SHORT PROBLEM —
Pictures stay out of the copy; set down each line of the listing below exactly.

[Items from a dataset]
— Begin —

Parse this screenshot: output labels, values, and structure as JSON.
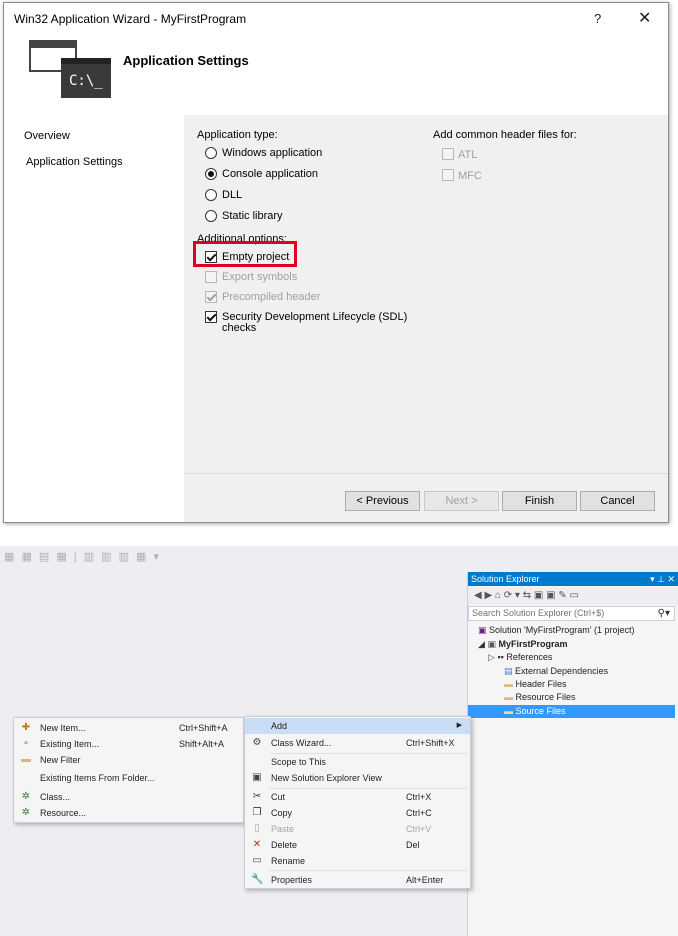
{
  "wizard": {
    "title": "Win32 Application Wizard - MyFirstProgram",
    "help": "?",
    "close": "✕",
    "banner_title": "Application Settings",
    "banner_icon_text": "C:\\_",
    "nav": [
      "Overview",
      "Application Settings"
    ],
    "app_type_label": "Application type:",
    "app_types": [
      {
        "label": "Windows application",
        "selected": false
      },
      {
        "label": "Console application",
        "selected": true
      },
      {
        "label": "DLL",
        "selected": false
      },
      {
        "label": "Static library",
        "selected": false
      }
    ],
    "additional_label": "Additional options:",
    "options": [
      {
        "label": "Empty project",
        "checked": true,
        "enabled": true
      },
      {
        "label": "Export symbols",
        "checked": false,
        "enabled": false
      },
      {
        "label": "Precompiled header",
        "checked": true,
        "enabled": false
      },
      {
        "label": "Security Development Lifecycle (SDL)",
        "label2": "checks",
        "checked": true,
        "enabled": true
      }
    ],
    "header_label": "Add common header files for:",
    "headers": [
      {
        "label": "ATL",
        "checked": false
      },
      {
        "label": "MFC",
        "checked": false
      }
    ],
    "buttons": {
      "previous": "< Previous",
      "next": "Next >",
      "finish": "Finish",
      "cancel": "Cancel"
    },
    "highlight_color": "#e0001b"
  },
  "solution_explorer": {
    "title": "Solution Explorer",
    "title_buttons": "▾ ⊥ ✕",
    "search_placeholder": "Search Solution Explorer (Ctrl+$)",
    "tree": [
      {
        "label": "Solution 'MyFirstProgram' (1 project)",
        "icon": "solution-icon"
      },
      {
        "label": "MyFirstProgram",
        "icon": "project-icon",
        "bold": true
      },
      {
        "label": "References",
        "icon": "references-icon"
      },
      {
        "label": "External Dependencies",
        "icon": "dependencies-icon"
      },
      {
        "label": "Header Files",
        "icon": "folder-icon"
      },
      {
        "label": "Resource Files",
        "icon": "folder-icon"
      },
      {
        "label": "Source Files",
        "icon": "folder-icon",
        "selected": true
      }
    ],
    "accent": "#007acc"
  },
  "add_submenu": [
    {
      "label": "New Item...",
      "shortcut": "Ctrl+Shift+A",
      "icon": "new-item-icon"
    },
    {
      "label": "Existing Item...",
      "shortcut": "Shift+Alt+A",
      "icon": "existing-item-icon"
    },
    {
      "label": "New Filter",
      "shortcut": "",
      "icon": "filter-folder-icon"
    },
    {
      "label": "Existing Items From Folder...",
      "shortcut": "",
      "icon": ""
    },
    {
      "label": "Class...",
      "shortcut": "",
      "icon": "class-icon"
    },
    {
      "label": "Resource...",
      "shortcut": "",
      "icon": "resource-icon"
    }
  ],
  "context_menu": [
    {
      "label": "Add",
      "shortcut": "",
      "icon": "",
      "hot": true
    },
    {
      "label": "Class Wizard...",
      "shortcut": "Ctrl+Shift+X",
      "icon": "class-wizard-icon"
    },
    {
      "label": "Scope to This",
      "shortcut": "",
      "icon": ""
    },
    {
      "label": "New Solution Explorer View",
      "shortcut": "",
      "icon": "new-view-icon"
    },
    {
      "label": "Cut",
      "shortcut": "Ctrl+X",
      "icon": "cut-icon"
    },
    {
      "label": "Copy",
      "shortcut": "Ctrl+C",
      "icon": "copy-icon"
    },
    {
      "label": "Paste",
      "shortcut": "Ctrl+V",
      "icon": "paste-icon",
      "disabled": true
    },
    {
      "label": "Delete",
      "shortcut": "Del",
      "icon": "delete-icon"
    },
    {
      "label": "Rename",
      "shortcut": "",
      "icon": "rename-icon"
    },
    {
      "label": "Properties",
      "shortcut": "Alt+Enter",
      "icon": "properties-icon"
    }
  ]
}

— End —

THE REPLY —
Parse this screenshot: output labels, values, and structure as JSON.
{
  "wizard": {
    "title": "Win32 Application Wizard - MyFirstProgram",
    "help": "?",
    "close": "✕",
    "banner_title": "Application Settings",
    "banner_icon_text": "C:\\_",
    "nav": [
      "Overview",
      "Application Settings"
    ],
    "app_type_label": "Application type:",
    "app_types": [
      {
        "label": "Windows application",
        "selected": false
      },
      {
        "label": "Console application",
        "selected": true
      },
      {
        "label": "DLL",
        "selected": false
      },
      {
        "label": "Static library",
        "selected": false
      }
    ],
    "additional_label": "Additional options:",
    "options": [
      {
        "label": "Empty project",
        "checked": true,
        "enabled": true
      },
      {
        "label": "Export symbols",
        "checked": false,
        "enabled": false
      },
      {
        "label": "Precompiled header",
        "checked": true,
        "enabled": false
      },
      {
        "label": "Security Development Lifecycle (SDL)",
        "label2": "checks",
        "checked": true,
        "enabled": true
      }
    ],
    "header_label": "Add common header files for:",
    "headers": [
      {
        "label": "ATL",
        "checked": false
      },
      {
        "label": "MFC",
        "checked": false
      }
    ],
    "buttons": {
      "previous": "< Previous",
      "next": "Next >",
      "finish": "Finish",
      "cancel": "Cancel"
    },
    "highlight_color": "#e0001b"
  },
  "solution_explorer": {
    "title": "Solution Explorer",
    "title_buttons": "▾ ⊥ ✕",
    "search_placeholder": "Search Solution Explorer (Ctrl+$)",
    "tree": [
      {
        "label": "Solution 'MyFirstProgram' (1 project)",
        "icon": "solution-icon"
      },
      {
        "label": "MyFirstProgram",
        "icon": "project-icon",
        "bold": true
      },
      {
        "label": "References",
        "icon": "references-icon"
      },
      {
        "label": "External Dependencies",
        "icon": "dependencies-icon"
      },
      {
        "label": "Header Files",
        "icon": "folder-icon"
      },
      {
        "label": "Resource Files",
        "icon": "folder-icon"
      },
      {
        "label": "Source Files",
        "icon": "folder-icon",
        "selected": true
      }
    ],
    "accent": "#007acc"
  },
  "add_submenu": [
    {
      "label": "New Item...",
      "shortcut": "Ctrl+Shift+A",
      "icon": "new-item-icon"
    },
    {
      "label": "Existing Item...",
      "shortcut": "Shift+Alt+A",
      "icon": "existing-item-icon"
    },
    {
      "label": "New Filter",
      "shortcut": "",
      "icon": "filter-folder-icon"
    },
    {
      "label": "Existing Items From Folder...",
      "shortcut": "",
      "icon": ""
    },
    {
      "label": "Class...",
      "shortcut": "",
      "icon": "class-icon"
    },
    {
      "label": "Resource...",
      "shortcut": "",
      "icon": "resource-icon"
    }
  ],
  "context_menu": [
    {
      "label": "Add",
      "shortcut": "",
      "icon": "",
      "hot": true
    },
    {
      "label": "Class Wizard...",
      "shortcut": "Ctrl+Shift+X",
      "icon": "class-wizard-icon"
    },
    {
      "label": "Scope to This",
      "shortcut": "",
      "icon": ""
    },
    {
      "label": "New Solution Explorer View",
      "shortcut": "",
      "icon": "new-view-icon"
    },
    {
      "label": "Cut",
      "shortcut": "Ctrl+X",
      "icon": "cut-icon"
    },
    {
      "label": "Copy",
      "shortcut": "Ctrl+C",
      "icon": "copy-icon"
    },
    {
      "label": "Paste",
      "shortcut": "Ctrl+V",
      "icon": "paste-icon",
      "disabled": true
    },
    {
      "label": "Delete",
      "shortcut": "Del",
      "icon": "delete-icon"
    },
    {
      "label": "Rename",
      "shortcut": "",
      "icon": "rename-icon"
    },
    {
      "label": "Properties",
      "shortcut": "Alt+Enter",
      "icon": "properties-icon"
    }
  ]
}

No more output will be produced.